- _INFORMATION SUPPLIED_:
_____

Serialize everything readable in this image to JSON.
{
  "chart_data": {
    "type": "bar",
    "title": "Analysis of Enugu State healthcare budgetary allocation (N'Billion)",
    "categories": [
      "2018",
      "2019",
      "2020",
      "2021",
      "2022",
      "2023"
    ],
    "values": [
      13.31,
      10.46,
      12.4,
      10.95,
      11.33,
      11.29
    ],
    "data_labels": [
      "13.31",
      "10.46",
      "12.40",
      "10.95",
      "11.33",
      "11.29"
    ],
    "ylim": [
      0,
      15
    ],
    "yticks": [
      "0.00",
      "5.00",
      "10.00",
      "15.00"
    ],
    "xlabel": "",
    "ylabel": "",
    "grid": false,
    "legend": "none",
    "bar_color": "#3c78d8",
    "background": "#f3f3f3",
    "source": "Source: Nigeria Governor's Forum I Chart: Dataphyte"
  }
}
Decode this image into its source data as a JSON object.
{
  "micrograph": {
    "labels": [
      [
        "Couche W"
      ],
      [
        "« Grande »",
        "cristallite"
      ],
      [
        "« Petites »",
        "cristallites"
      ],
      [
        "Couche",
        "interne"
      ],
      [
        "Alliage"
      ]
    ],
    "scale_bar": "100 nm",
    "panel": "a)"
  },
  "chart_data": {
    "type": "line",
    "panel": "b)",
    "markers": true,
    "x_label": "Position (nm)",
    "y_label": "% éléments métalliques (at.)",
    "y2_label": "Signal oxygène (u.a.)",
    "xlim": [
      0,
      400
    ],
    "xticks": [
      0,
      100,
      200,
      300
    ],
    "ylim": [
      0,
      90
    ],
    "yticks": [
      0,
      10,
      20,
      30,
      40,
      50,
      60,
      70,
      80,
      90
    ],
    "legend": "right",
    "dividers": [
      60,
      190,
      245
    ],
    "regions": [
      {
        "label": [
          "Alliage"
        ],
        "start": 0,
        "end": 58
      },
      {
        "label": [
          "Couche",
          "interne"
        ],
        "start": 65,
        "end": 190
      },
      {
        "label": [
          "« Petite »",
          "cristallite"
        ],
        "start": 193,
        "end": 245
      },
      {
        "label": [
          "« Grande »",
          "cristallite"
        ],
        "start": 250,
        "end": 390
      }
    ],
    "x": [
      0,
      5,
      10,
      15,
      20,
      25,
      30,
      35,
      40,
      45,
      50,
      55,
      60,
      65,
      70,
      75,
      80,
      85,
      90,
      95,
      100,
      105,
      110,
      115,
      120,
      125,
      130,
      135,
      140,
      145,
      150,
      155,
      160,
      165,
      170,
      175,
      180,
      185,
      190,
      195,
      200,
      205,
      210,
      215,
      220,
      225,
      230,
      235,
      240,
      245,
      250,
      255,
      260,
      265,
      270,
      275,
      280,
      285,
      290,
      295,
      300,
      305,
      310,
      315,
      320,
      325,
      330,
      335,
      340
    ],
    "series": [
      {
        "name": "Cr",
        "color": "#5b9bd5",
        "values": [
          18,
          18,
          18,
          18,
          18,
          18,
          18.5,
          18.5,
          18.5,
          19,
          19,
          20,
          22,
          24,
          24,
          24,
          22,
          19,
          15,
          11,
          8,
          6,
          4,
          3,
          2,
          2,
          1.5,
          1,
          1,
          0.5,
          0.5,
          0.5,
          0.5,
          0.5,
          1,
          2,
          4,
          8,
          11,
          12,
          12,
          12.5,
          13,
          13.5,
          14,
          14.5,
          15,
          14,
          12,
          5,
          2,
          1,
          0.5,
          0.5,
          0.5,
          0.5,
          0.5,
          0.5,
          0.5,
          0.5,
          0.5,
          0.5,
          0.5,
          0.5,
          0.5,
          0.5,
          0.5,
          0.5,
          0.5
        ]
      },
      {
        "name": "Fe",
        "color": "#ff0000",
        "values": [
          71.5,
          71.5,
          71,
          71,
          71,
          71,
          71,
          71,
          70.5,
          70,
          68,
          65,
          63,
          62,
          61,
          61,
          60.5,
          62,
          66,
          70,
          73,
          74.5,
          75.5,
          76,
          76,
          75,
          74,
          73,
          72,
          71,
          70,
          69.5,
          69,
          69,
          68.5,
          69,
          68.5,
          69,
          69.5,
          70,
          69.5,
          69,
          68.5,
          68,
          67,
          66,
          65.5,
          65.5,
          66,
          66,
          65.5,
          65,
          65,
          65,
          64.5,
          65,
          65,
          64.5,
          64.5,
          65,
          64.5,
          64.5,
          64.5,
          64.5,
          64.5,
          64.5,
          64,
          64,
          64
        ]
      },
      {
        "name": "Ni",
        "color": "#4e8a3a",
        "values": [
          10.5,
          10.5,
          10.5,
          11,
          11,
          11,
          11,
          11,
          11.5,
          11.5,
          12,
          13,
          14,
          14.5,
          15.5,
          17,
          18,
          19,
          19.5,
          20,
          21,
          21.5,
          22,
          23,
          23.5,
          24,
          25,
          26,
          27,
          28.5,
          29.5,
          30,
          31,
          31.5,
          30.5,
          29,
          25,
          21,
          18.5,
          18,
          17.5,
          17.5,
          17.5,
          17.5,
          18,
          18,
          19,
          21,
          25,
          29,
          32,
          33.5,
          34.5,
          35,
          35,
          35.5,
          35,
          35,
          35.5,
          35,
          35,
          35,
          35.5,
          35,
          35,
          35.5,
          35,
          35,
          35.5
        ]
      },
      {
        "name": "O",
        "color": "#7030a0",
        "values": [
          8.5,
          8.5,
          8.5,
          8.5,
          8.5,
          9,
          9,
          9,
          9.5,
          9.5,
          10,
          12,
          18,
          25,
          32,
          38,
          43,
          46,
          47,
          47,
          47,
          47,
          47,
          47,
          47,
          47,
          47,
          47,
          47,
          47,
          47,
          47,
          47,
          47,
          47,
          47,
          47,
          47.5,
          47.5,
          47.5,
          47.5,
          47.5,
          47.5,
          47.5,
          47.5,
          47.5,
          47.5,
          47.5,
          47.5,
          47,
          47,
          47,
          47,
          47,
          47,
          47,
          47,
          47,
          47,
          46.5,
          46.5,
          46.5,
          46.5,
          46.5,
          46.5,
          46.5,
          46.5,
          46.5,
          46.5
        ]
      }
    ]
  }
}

_____

- _GIVEN INSTRUCTION_:
Make an exact copy of the records.

- _OUTPUT FOR THIS TASK_:
Serialize everything readable in this image to JSON.
{
  "chart_data": {
    "type": "bar",
    "title": "Analysis of Enugu State healthcare budgetary allocation (N'Billion)",
    "categories": [
      "2018",
      "2019",
      "2020",
      "2021",
      "2022",
      "2023"
    ],
    "values": [
      13.31,
      10.46,
      12.4,
      10.95,
      11.33,
      11.29
    ],
    "data_labels": [
      "13.31",
      "10.46",
      "12.40",
      "10.95",
      "11.33",
      "11.29"
    ],
    "ylim": [
      0,
      15
    ],
    "yticks": [
      "0.00",
      "5.00",
      "10.00",
      "15.00"
    ],
    "xlabel": "",
    "ylabel": "",
    "grid": false,
    "legend": "none",
    "bar_color": "#3c78d8",
    "background": "#f3f3f3",
    "source": "Source: Nigeria Governor's Forum I Chart: Dataphyte"
  }
}
Decode this image into its source data as a JSON object.
{
  "micrograph": {
    "labels": [
      [
        "Couche W"
      ],
      [
        "« Grande »",
        "cristallite"
      ],
      [
        "« Petites »",
        "cristallites"
      ],
      [
        "Couche",
        "interne"
      ],
      [
        "Alliage"
      ]
    ],
    "scale_bar": "100 nm",
    "panel": "a)"
  },
  "chart_data": {
    "type": "line",
    "panel": "b)",
    "markers": true,
    "x_label": "Position (nm)",
    "y_label": "% éléments métalliques (at.)",
    "y2_label": "Signal oxygène (u.a.)",
    "xlim": [
      0,
      400
    ],
    "xticks": [
      0,
      100,
      200,
      300
    ],
    "ylim": [
      0,
      90
    ],
    "yticks": [
      0,
      10,
      20,
      30,
      40,
      50,
      60,
      70,
      80,
      90
    ],
    "legend": "right",
    "dividers": [
      60,
      190,
      245
    ],
    "regions": [
      {
        "label": [
          "Alliage"
        ],
        "start": 0,
        "end": 58
      },
      {
        "label": [
          "Couche",
          "interne"
        ],
        "start": 65,
        "end": 190
      },
      {
        "label": [
          "« Petite »",
          "cristallite"
        ],
        "start": 193,
        "end": 245
      },
      {
        "label": [
          "« Grande »",
          "cristallite"
        ],
        "start": 250,
        "end": 390
      }
    ],
    "x": [
      0,
      5,
      10,
      15,
      20,
      25,
      30,
      35,
      40,
      45,
      50,
      55,
      60,
      65,
      70,
      75,
      80,
      85,
      90,
      95,
      100,
      105,
      110,
      115,
      120,
      125,
      130,
      135,
      140,
      145,
      150,
      155,
      160,
      165,
      170,
      175,
      180,
      185,
      190,
      195,
      200,
      205,
      210,
      215,
      220,
      225,
      230,
      235,
      240,
      245,
      250,
      255,
      260,
      265,
      270,
      275,
      280,
      285,
      290,
      295,
      300,
      305,
      310,
      315,
      320,
      325,
      330,
      335,
      340
    ],
    "series": [
      {
        "name": "Cr",
        "color": "#5b9bd5",
        "values": [
          18,
          18,
          18,
          18,
          18,
          18,
          18.5,
          18.5,
          18.5,
          19,
          19,
          20,
          22,
          24,
          24,
          24,
          22,
          19,
          15,
          11,
          8,
          6,
          4,
          3,
          2,
          2,
          1.5,
          1,
          1,
          0.5,
          0.5,
          0.5,
          0.5,
          0.5,
          1,
          2,
          4,
          8,
          11,
          12,
          12,
          12.5,
          13,
          13.5,
          14,
          14.5,
          15,
          14,
          12,
          5,
          2,
          1,
          0.5,
          0.5,
          0.5,
          0.5,
          0.5,
          0.5,
          0.5,
          0.5,
          0.5,
          0.5,
          0.5,
          0.5,
          0.5,
          0.5,
          0.5,
          0.5,
          0.5
        ]
      },
      {
        "name": "Fe",
        "color": "#ff0000",
        "values": [
          71.5,
          71.5,
          71,
          71,
          71,
          71,
          71,
          71,
          70.5,
          70,
          68,
          65,
          63,
          62,
          61,
          61,
          60.5,
          62,
          66,
          70,
          73,
          74.5,
          75.5,
          76,
          76,
          75,
          74,
          73,
          72,
          71,
          70,
          69.5,
          69,
          69,
          68.5,
          69,
          68.5,
          69,
          69.5,
          70,
          69.5,
          69,
          68.5,
          68,
          67,
          66,
          65.5,
          65.5,
          66,
          66,
          65.5,
          65,
          65,
          65,
          64.5,
          65,
          65,
          64.5,
          64.5,
          65,
          64.5,
          64.5,
          64.5,
          64.5,
          64.5,
          64.5,
          64,
          64,
          64
        ]
      },
      {
        "name": "Ni",
        "color": "#4e8a3a",
        "values": [
          10.5,
          10.5,
          10.5,
          11,
          11,
          11,
          11,
          11,
          11.5,
          11.5,
          12,
          13,
          14,
          14.5,
          15.5,
          17,
          18,
          19,
          19.5,
          20,
          21,
          21.5,
          22,
          23,
          23.5,
          24,
          25,
          26,
          27,
          28.5,
          29.5,
          30,
          31,
          31.5,
          30.5,
          29,
          25,
          21,
          18.5,
          18,
          17.5,
          17.5,
          17.5,
          17.5,
          18,
          18,
          19,
          21,
          25,
          29,
          32,
          33.5,
          34.5,
          35,
          35,
          35.5,
          35,
          35,
          35.5,
          35,
          35,
          35,
          35.5,
          35,
          35,
          35.5,
          35,
          35,
          35.5
        ]
      },
      {
        "name": "O",
        "color": "#7030a0",
        "values": [
          8.5,
          8.5,
          8.5,
          8.5,
          8.5,
          9,
          9,
          9,
          9.5,
          9.5,
          10,
          12,
          18,
          25,
          32,
          38,
          43,
          46,
          47,
          47,
          47,
          47,
          47,
          47,
          47,
          47,
          47,
          47,
          47,
          47,
          47,
          47,
          47,
          47,
          47,
          47,
          47,
          47.5,
          47.5,
          47.5,
          47.5,
          47.5,
          47.5,
          47.5,
          47.5,
          47.5,
          47.5,
          47.5,
          47.5,
          47,
          47,
          47,
          47,
          47,
          47,
          47,
          47,
          47,
          47,
          46.5,
          46.5,
          46.5,
          46.5,
          46.5,
          46.5,
          46.5,
          46.5,
          46.5,
          46.5
        ]
      }
    ]
  }
}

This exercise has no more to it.